* Task data
═══

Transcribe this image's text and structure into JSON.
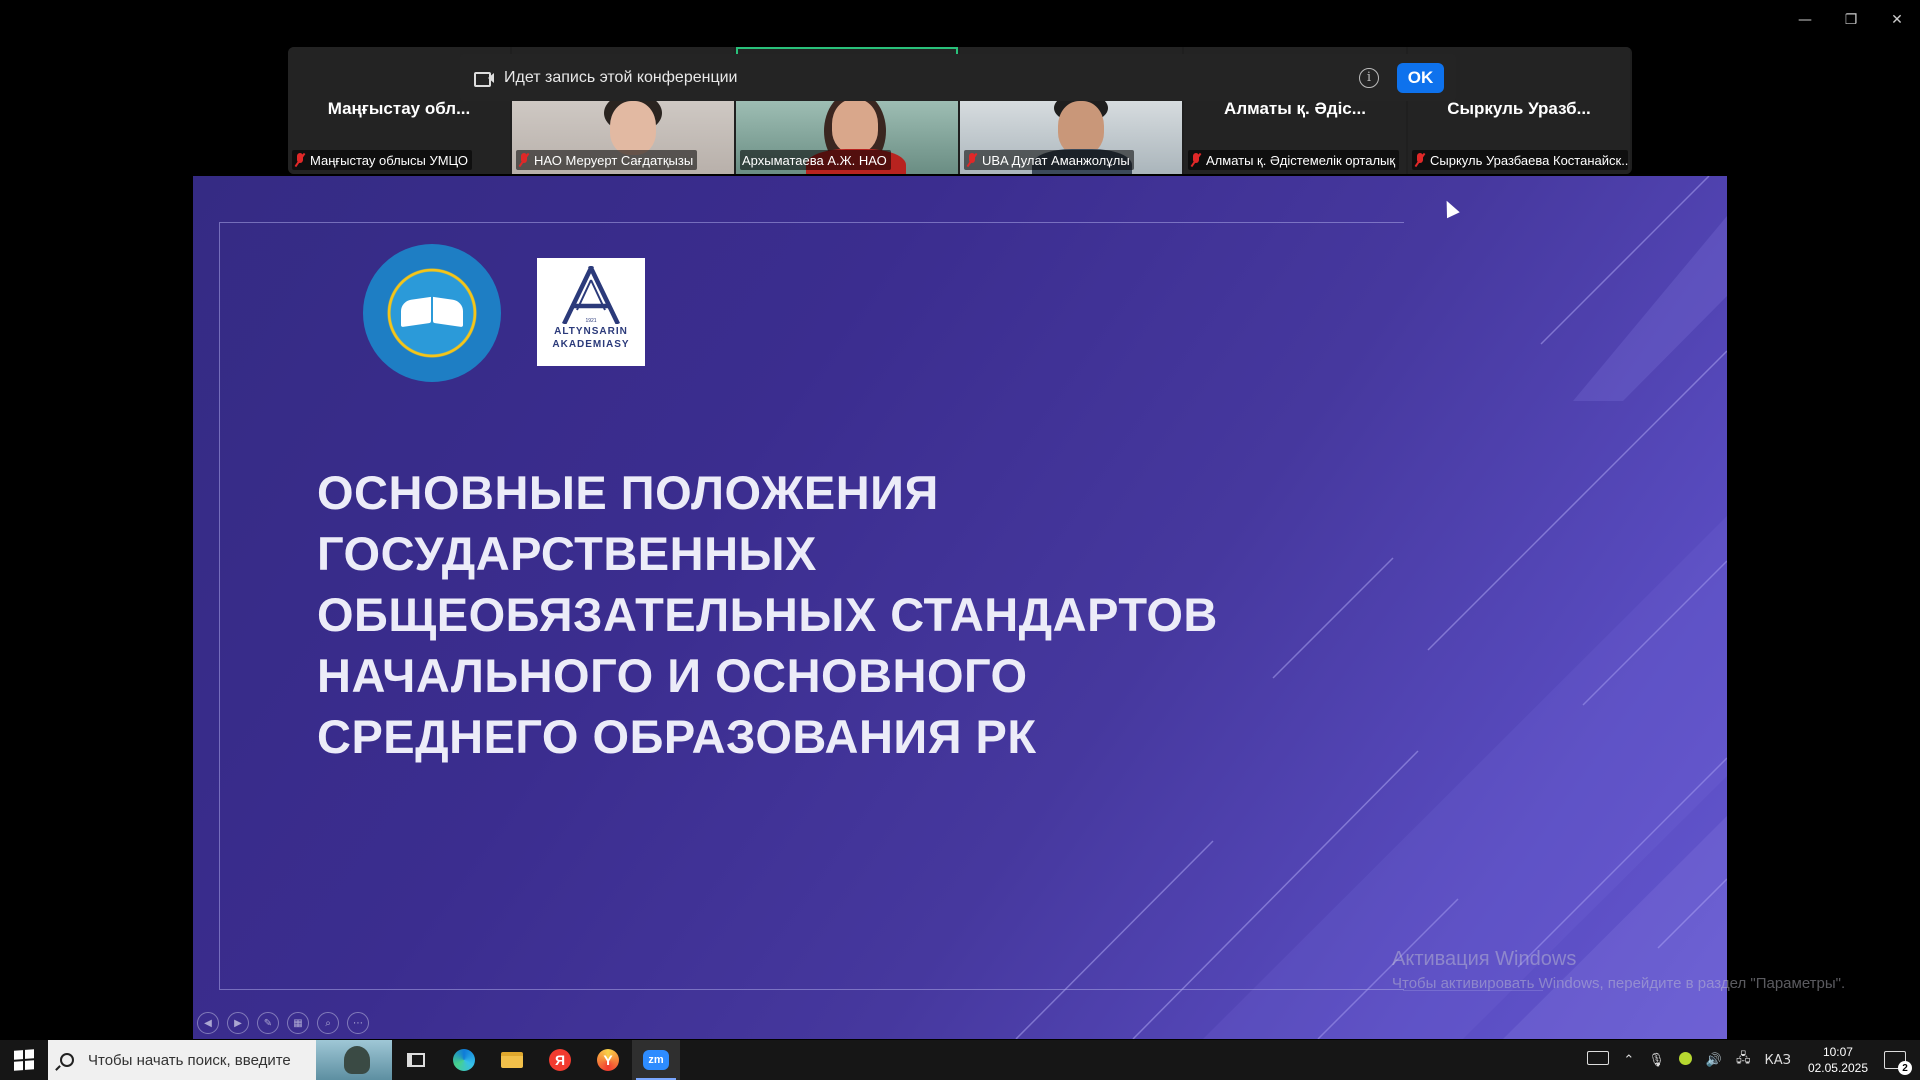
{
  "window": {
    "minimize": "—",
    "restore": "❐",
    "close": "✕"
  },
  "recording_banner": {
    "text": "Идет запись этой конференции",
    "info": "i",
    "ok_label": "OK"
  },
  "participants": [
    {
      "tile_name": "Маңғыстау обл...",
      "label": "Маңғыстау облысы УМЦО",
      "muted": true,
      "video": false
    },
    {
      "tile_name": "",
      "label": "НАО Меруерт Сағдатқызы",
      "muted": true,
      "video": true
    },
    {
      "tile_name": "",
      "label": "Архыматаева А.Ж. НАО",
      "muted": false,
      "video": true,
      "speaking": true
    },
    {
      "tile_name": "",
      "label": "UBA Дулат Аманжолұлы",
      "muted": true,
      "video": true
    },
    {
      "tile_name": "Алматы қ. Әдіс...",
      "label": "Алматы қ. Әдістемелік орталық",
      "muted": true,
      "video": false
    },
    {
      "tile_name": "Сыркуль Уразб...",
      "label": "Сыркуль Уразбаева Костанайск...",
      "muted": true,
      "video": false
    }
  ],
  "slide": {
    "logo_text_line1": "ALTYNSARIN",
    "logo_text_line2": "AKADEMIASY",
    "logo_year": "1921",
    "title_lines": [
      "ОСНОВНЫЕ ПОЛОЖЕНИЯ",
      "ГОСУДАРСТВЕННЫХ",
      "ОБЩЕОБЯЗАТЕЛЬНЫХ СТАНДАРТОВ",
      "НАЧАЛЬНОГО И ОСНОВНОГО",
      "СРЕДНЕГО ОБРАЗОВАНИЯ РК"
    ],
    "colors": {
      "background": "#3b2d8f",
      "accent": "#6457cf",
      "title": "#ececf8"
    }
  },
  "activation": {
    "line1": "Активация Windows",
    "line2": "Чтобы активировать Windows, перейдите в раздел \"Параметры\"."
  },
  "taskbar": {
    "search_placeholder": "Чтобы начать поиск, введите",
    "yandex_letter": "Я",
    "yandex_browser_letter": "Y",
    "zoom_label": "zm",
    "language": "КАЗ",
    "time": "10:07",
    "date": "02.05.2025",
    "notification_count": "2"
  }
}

═══

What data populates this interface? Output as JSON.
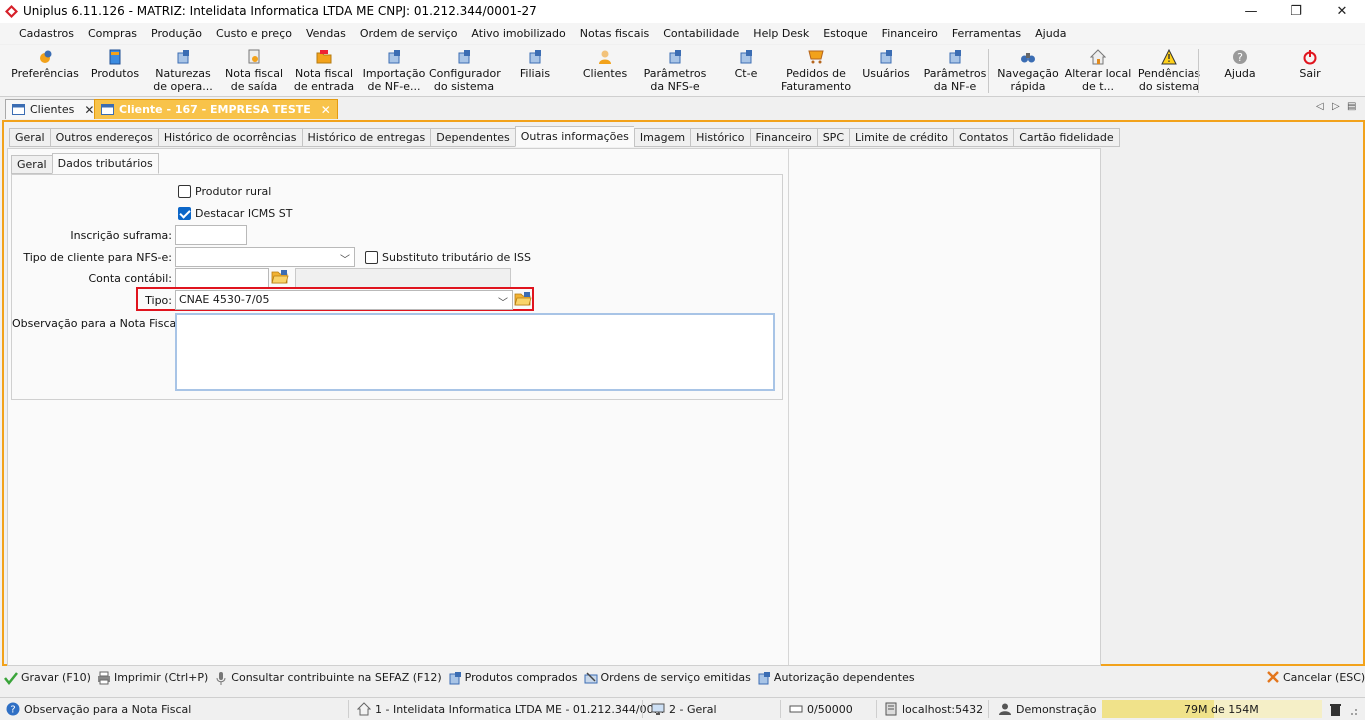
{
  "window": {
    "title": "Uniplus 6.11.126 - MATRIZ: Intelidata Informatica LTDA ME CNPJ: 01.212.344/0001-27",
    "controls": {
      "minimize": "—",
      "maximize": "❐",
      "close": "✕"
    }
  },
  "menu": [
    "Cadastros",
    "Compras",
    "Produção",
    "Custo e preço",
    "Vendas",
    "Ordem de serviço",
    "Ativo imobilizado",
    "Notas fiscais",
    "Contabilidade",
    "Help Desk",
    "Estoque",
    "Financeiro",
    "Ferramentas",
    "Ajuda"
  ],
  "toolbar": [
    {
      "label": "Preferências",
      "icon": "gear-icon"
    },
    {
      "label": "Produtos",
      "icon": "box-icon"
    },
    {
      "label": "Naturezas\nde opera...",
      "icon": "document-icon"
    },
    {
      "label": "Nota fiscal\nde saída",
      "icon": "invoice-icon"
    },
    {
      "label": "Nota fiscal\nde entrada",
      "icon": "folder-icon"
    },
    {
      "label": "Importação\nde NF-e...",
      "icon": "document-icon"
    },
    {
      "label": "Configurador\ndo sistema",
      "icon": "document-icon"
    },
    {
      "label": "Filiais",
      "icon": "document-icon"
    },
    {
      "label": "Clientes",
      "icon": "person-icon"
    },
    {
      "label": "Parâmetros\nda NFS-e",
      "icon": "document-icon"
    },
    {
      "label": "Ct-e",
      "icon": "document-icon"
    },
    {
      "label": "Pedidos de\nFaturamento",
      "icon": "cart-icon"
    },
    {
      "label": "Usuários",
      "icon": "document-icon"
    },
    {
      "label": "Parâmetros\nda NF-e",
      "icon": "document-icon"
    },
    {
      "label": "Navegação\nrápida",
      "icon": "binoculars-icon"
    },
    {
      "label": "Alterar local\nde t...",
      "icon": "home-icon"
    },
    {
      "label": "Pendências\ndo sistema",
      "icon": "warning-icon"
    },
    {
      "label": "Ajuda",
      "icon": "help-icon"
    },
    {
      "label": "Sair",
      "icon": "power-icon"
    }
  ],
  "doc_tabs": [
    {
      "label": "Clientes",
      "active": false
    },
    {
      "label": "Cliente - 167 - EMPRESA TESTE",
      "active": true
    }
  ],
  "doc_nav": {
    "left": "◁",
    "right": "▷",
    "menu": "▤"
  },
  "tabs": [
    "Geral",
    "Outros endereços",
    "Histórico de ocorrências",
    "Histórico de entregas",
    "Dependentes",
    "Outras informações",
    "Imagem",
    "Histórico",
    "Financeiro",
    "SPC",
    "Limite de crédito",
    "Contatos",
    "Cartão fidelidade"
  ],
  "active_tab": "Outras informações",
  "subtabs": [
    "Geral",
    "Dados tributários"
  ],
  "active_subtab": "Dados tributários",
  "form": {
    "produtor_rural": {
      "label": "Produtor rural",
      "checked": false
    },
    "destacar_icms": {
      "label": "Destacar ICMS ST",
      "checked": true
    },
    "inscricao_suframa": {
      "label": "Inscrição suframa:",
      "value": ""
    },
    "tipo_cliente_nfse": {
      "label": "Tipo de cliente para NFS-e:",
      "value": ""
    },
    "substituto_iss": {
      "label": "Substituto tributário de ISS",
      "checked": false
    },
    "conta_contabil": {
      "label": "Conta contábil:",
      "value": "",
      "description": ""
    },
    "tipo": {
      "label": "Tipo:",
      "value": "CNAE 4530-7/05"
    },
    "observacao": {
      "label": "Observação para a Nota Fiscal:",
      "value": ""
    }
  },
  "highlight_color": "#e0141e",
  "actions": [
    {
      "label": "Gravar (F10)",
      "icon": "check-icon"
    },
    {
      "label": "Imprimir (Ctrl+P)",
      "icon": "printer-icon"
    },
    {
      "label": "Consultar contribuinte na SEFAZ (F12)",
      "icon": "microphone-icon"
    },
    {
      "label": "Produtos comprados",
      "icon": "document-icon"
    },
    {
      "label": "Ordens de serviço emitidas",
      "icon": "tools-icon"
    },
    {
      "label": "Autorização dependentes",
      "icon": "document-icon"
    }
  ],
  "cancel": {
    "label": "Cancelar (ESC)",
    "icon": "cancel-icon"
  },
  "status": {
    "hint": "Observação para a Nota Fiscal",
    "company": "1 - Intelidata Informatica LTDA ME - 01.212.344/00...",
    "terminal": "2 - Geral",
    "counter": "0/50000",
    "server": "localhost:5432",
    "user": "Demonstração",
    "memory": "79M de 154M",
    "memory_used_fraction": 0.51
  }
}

═══

Identify all lines where the word "Produtos" shows up. Copy them.

* Result of the task
      "label": "Produtos",
      "label": "Produtos comprados",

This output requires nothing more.